• _What you should do_
Keep only the lines where "function" appears.

• _Records about charts and figures_
┏━━

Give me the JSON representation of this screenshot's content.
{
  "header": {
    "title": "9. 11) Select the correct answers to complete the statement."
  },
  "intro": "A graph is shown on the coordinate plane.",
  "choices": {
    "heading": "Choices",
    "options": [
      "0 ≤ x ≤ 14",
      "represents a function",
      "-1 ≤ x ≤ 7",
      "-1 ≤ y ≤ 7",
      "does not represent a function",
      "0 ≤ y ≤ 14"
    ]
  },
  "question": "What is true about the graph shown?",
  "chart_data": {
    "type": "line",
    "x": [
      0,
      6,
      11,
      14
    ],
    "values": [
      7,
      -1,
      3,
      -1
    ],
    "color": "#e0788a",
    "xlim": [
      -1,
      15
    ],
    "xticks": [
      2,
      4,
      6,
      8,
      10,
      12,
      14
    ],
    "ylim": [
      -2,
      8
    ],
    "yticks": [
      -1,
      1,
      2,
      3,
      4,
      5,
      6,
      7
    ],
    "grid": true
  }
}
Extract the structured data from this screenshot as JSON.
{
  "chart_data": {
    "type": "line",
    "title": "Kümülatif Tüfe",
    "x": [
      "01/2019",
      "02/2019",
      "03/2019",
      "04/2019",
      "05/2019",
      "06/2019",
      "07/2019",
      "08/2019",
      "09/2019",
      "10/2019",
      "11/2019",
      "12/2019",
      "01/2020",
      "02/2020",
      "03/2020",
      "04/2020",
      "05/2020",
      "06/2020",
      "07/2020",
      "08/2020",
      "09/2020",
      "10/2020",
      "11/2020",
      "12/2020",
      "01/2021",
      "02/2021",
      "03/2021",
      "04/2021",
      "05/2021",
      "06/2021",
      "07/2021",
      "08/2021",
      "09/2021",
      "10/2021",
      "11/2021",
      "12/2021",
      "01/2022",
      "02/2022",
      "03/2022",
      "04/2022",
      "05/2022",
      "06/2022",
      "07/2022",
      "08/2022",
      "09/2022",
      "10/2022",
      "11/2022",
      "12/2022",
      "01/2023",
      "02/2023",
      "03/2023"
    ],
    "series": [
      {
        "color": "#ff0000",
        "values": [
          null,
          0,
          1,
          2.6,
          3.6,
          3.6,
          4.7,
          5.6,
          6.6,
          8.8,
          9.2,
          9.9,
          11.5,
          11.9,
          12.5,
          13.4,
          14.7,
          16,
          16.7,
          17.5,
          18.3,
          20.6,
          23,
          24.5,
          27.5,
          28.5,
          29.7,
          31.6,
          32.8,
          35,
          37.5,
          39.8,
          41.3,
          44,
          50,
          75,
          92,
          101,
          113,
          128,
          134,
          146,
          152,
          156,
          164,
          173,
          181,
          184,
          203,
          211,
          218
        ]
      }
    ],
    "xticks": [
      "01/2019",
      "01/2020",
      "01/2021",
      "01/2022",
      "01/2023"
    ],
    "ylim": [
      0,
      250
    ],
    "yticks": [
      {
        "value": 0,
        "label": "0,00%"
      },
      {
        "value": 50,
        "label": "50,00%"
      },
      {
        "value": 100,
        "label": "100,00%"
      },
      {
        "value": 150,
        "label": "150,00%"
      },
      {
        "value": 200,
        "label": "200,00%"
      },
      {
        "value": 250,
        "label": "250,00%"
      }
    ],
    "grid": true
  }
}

┗━━

• _Output of the exercise_
      "represents a function",
      "does not represent a function",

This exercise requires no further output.